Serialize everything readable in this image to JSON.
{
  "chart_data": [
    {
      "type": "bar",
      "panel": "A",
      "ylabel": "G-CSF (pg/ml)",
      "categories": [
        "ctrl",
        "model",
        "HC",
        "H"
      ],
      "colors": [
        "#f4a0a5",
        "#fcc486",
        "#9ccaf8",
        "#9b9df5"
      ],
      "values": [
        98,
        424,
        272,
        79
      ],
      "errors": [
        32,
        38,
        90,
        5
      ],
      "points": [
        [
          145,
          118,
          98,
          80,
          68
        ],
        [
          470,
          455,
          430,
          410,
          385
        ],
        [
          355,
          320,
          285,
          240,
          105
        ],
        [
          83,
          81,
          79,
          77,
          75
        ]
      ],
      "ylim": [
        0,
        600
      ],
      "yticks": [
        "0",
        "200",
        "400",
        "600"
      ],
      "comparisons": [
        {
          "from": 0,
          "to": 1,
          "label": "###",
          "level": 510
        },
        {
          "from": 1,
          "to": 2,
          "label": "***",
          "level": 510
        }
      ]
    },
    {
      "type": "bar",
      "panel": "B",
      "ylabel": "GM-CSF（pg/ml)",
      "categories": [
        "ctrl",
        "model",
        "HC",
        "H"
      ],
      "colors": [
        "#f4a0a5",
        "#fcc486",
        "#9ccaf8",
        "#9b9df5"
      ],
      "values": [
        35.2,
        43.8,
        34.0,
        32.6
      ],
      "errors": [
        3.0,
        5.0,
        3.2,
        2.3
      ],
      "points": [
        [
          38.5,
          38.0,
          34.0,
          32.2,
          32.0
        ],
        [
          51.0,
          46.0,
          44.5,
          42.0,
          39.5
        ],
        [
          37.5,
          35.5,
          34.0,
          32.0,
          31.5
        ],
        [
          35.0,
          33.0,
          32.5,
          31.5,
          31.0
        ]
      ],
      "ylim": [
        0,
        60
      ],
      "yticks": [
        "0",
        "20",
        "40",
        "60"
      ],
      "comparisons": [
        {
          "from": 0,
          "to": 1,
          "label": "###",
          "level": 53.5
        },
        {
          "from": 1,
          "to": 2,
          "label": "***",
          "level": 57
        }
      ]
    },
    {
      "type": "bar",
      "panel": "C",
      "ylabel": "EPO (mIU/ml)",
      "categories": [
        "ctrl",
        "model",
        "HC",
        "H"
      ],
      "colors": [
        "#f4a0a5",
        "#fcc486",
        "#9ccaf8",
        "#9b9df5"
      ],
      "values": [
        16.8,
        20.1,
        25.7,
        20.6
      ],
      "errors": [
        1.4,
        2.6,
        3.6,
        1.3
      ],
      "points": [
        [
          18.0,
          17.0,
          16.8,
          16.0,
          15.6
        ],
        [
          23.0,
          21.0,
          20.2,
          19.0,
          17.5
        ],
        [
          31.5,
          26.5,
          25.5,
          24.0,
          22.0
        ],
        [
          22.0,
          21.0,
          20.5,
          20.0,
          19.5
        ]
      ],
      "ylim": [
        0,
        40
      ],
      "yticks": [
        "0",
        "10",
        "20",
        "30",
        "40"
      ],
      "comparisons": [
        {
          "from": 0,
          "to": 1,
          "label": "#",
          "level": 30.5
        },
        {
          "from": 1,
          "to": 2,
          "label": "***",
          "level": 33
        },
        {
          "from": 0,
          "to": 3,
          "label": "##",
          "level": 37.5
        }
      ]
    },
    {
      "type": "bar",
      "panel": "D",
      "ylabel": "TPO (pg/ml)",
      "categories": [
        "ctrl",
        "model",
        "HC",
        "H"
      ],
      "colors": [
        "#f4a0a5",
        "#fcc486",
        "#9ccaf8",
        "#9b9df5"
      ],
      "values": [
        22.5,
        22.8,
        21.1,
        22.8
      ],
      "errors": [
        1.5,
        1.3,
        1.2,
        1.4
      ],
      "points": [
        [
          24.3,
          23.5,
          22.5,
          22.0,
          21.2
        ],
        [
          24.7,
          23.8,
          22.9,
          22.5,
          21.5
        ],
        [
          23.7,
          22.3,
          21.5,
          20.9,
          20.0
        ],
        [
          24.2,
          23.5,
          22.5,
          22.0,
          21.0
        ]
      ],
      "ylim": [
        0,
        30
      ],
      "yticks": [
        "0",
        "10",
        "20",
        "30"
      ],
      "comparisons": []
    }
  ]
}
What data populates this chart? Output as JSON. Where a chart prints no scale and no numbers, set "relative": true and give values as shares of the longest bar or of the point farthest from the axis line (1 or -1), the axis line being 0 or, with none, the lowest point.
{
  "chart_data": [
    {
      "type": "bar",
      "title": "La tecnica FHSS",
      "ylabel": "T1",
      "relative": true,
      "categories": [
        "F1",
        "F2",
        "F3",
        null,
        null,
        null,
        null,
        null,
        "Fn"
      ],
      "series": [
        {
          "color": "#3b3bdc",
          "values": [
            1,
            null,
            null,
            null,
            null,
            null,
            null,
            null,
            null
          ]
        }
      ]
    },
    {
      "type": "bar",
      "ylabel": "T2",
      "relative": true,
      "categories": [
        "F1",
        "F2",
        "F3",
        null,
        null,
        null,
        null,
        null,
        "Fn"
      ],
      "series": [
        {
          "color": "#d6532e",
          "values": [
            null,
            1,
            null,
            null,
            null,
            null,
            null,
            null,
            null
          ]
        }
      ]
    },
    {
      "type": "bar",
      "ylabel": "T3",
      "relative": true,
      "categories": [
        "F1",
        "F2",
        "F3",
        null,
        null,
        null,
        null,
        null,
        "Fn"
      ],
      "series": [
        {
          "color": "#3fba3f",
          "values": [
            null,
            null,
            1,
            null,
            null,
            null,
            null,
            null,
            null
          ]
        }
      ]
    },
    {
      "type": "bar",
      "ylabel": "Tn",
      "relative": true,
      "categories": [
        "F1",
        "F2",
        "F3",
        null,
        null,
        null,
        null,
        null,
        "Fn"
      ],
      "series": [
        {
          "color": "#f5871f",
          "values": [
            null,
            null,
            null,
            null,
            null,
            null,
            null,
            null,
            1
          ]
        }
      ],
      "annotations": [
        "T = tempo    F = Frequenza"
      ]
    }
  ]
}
--
All of the entries must be written out exactly as they stand.

Serialize everything readable in this image to JSON.
{
  "chart_data": [
    {
      "type": "bar",
      "panel": "A",
      "ylabel": "G-CSF (pg/ml)",
      "categories": [
        "ctrl",
        "model",
        "HC",
        "H"
      ],
      "colors": [
        "#f4a0a5",
        "#fcc486",
        "#9ccaf8",
        "#9b9df5"
      ],
      "values": [
        98,
        424,
        272,
        79
      ],
      "errors": [
        32,
        38,
        90,
        5
      ],
      "points": [
        [
          145,
          118,
          98,
          80,
          68
        ],
        [
          470,
          455,
          430,
          410,
          385
        ],
        [
          355,
          320,
          285,
          240,
          105
        ],
        [
          83,
          81,
          79,
          77,
          75
        ]
      ],
      "ylim": [
        0,
        600
      ],
      "yticks": [
        "0",
        "200",
        "400",
        "600"
      ],
      "comparisons": [
        {
          "from": 0,
          "to": 1,
          "label": "###",
          "level": 510
        },
        {
          "from": 1,
          "to": 2,
          "label": "***",
          "level": 510
        }
      ]
    },
    {
      "type": "bar",
      "panel": "B",
      "ylabel": "GM-CSF（pg/ml)",
      "categories": [
        "ctrl",
        "model",
        "HC",
        "H"
      ],
      "colors": [
        "#f4a0a5",
        "#fcc486",
        "#9ccaf8",
        "#9b9df5"
      ],
      "values": [
        35.2,
        43.8,
        34.0,
        32.6
      ],
      "errors": [
        3.0,
        5.0,
        3.2,
        2.3
      ],
      "points": [
        [
          38.5,
          38.0,
          34.0,
          32.2,
          32.0
        ],
        [
          51.0,
          46.0,
          44.5,
          42.0,
          39.5
        ],
        [
          37.5,
          35.5,
          34.0,
          32.0,
          31.5
        ],
        [
          35.0,
          33.0,
          32.5,
          31.5,
          31.0
        ]
      ],
      "ylim": [
        0,
        60
      ],
      "yticks": [
        "0",
        "20",
        "40",
        "60"
      ],
      "comparisons": [
        {
          "from": 0,
          "to": 1,
          "label": "###",
          "level": 53.5
        },
        {
          "from": 1,
          "to": 2,
          "label": "***",
          "level": 57
        }
      ]
    },
    {
      "type": "bar",
      "panel": "C",
      "ylabel": "EPO (mIU/ml)",
      "categories": [
        "ctrl",
        "model",
        "HC",
        "H"
      ],
      "colors": [
        "#f4a0a5",
        "#fcc486",
        "#9ccaf8",
        "#9b9df5"
      ],
      "values": [
        16.8,
        20.1,
        25.7,
        20.6
      ],
      "errors": [
        1.4,
        2.6,
        3.6,
        1.3
      ],
      "points": [
        [
          18.0,
          17.0,
          16.8,
          16.0,
          15.6
        ],
        [
          23.0,
          21.0,
          20.2,
          19.0,
          17.5
        ],
        [
          31.5,
          26.5,
          25.5,
          24.0,
          22.0
        ],
        [
          22.0,
          21.0,
          20.5,
          20.0,
          19.5
        ]
      ],
      "ylim": [
        0,
        40
      ],
      "yticks": [
        "0",
        "10",
        "20",
        "30",
        "40"
      ],
      "comparisons": [
        {
          "from": 0,
          "to": 1,
          "label": "#",
          "level": 30.5
        },
        {
          "from": 1,
          "to": 2,
          "label": "***",
          "level": 33
        },
        {
          "from": 0,
          "to": 3,
          "label": "##",
          "level": 37.5
        }
      ]
    },
    {
      "type": "bar",
      "panel": "D",
      "ylabel": "TPO (pg/ml)",
      "categories": [
        "ctrl",
        "model",
        "HC",
        "H"
      ],
      "colors": [
        "#f4a0a5",
        "#fcc486",
        "#9ccaf8",
        "#9b9df5"
      ],
      "values": [
        22.5,
        22.8,
        21.1,
        22.8
      ],
      "errors": [
        1.5,
        1.3,
        1.2,
        1.4
      ],
      "points": [
        [
          24.3,
          23.5,
          22.5,
          22.0,
          21.2
        ],
        [
          24.7,
          23.8,
          22.9,
          22.5,
          21.5
        ],
        [
          23.7,
          22.3,
          21.5,
          20.9,
          20.0
        ],
        [
          24.2,
          23.5,
          22.5,
          22.0,
          21.0
        ]
      ],
      "ylim": [
        0,
        30
      ],
      "yticks": [
        "0",
        "10",
        "20",
        "30"
      ],
      "comparisons": []
    }
  ]
}
What data populates this chart? Output as JSON. Where a chart prints no scale and no numbers, set "relative": true and give values as shares of the longest bar or of the point farthest from the axis line (1 or -1), the axis line being 0 or, with none, the lowest point.
{
  "chart_data": [
    {
      "type": "bar",
      "title": "La tecnica FHSS",
      "ylabel": "T1",
      "relative": true,
      "categories": [
        "F1",
        "F2",
        "F3",
        null,
        null,
        null,
        null,
        null,
        "Fn"
      ],
      "series": [
        {
          "color": "#3b3bdc",
          "values": [
            1,
            null,
            null,
            null,
            null,
            null,
            null,
            null,
            null
          ]
        }
      ]
    },
    {
      "type": "bar",
      "ylabel": "T2",
      "relative": true,
      "categories": [
        "F1",
        "F2",
        "F3",
        null,
        null,
        null,
        null,
        null,
        "Fn"
      ],
      "series": [
        {
          "color": "#d6532e",
          "values": [
            null,
            1,
            null,
            null,
            null,
            null,
            null,
            null,
            null
          ]
        }
      ]
    },
    {
      "type": "bar",
      "ylabel": "T3",
      "relative": true,
      "categories": [
        "F1",
        "F2",
        "F3",
        null,
        null,
        null,
        null,
        null,
        "Fn"
      ],
      "series": [
        {
          "color": "#3fba3f",
          "values": [
            null,
            null,
            1,
            null,
            null,
            null,
            null,
            null,
            null
          ]
        }
      ]
    },
    {
      "type": "bar",
      "ylabel": "Tn",
      "relative": true,
      "categories": [
        "F1",
        "F2",
        "F3",
        null,
        null,
        null,
        null,
        null,
        "Fn"
      ],
      "series": [
        {
          "color": "#f5871f",
          "values": [
            null,
            null,
            null,
            null,
            null,
            null,
            null,
            null,
            1
          ]
        }
      ],
      "annotations": [
        "T = tempo    F = Frequenza"
      ]
    }
  ]
}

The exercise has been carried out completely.